/---

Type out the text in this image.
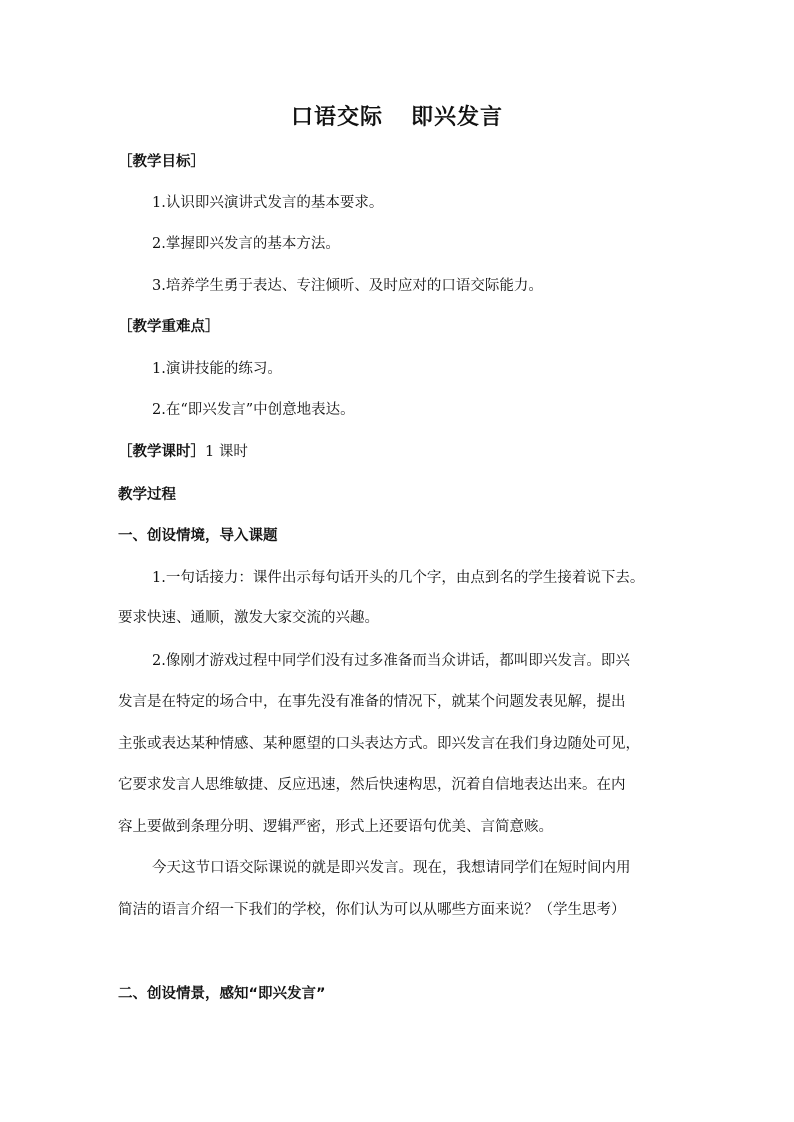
口语交际 即兴发言
［教学目标］
1.认识即兴演讲式发言的基本要求。
2.掌握即兴发言的基本方法。
3.培养学生勇于表达、专注倾听、及时应对的口语交际能力。
［教学重难点］
1.演讲技能的练习。
2.在“即兴发言”中创意地表达。
［教学课时］1 课时
教学过程
一、创设情境，导入课题
1.一句话接力：课件出示每句话开头的几个字，由点到名的学生接着说下去。
要求快速、通顺，激发大家交流的兴趣。
2.像刚才游戏过程中同学们没有过多准备而当众讲话，都叫即兴发言。即兴
发言是在特定的场合中，在事先没有准备的情况下，就某个问题发表见解，提出
主张或表达某种情感、某种愿望的口头表达方式。即兴发言在我们身边随处可见，
它要求发言人思维敏捷、反应迅速，然后快速构思，沉着自信地表达出来。在内
容上要做到条理分明、逻辑严密，形式上还要语句优美、言简意赅。
今天这节口语交际课说的就是即兴发言。现在，我想请同学们在短时间内用
简洁的语言介绍一下我们的学校，你们认为可以从哪些方面来说？（学生思考）
二、创设情景，感知“即兴发言”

\---

§ PROBLEM DETAILS: Set down the material above as is, without any pictures.

§ COMPLETED TASK:
Type out the text in this image.
口语交际 即兴发言
［教学目标］
1.认识即兴演讲式发言的基本要求。
2.掌握即兴发言的基本方法。
3.培养学生勇于表达、专注倾听、及时应对的口语交际能力。
［教学重难点］
1.演讲技能的练习。
2.在“即兴发言”中创意地表达。
［教学课时］1 课时
教学过程
一、创设情境，导入课题
1.一句话接力：课件出示每句话开头的几个字，由点到名的学生接着说下去。
要求快速、通顺，激发大家交流的兴趣。
2.像刚才游戏过程中同学们没有过多准备而当众讲话，都叫即兴发言。即兴
发言是在特定的场合中，在事先没有准备的情况下，就某个问题发表见解，提出
主张或表达某种情感、某种愿望的口头表达方式。即兴发言在我们身边随处可见，
它要求发言人思维敏捷、反应迅速，然后快速构思，沉着自信地表达出来。在内
容上要做到条理分明、逻辑严密，形式上还要语句优美、言简意赅。
今天这节口语交际课说的就是即兴发言。现在，我想请同学们在短时间内用
简洁的语言介绍一下我们的学校，你们认为可以从哪些方面来说？（学生思考）
二、创设情景，感知“即兴发言”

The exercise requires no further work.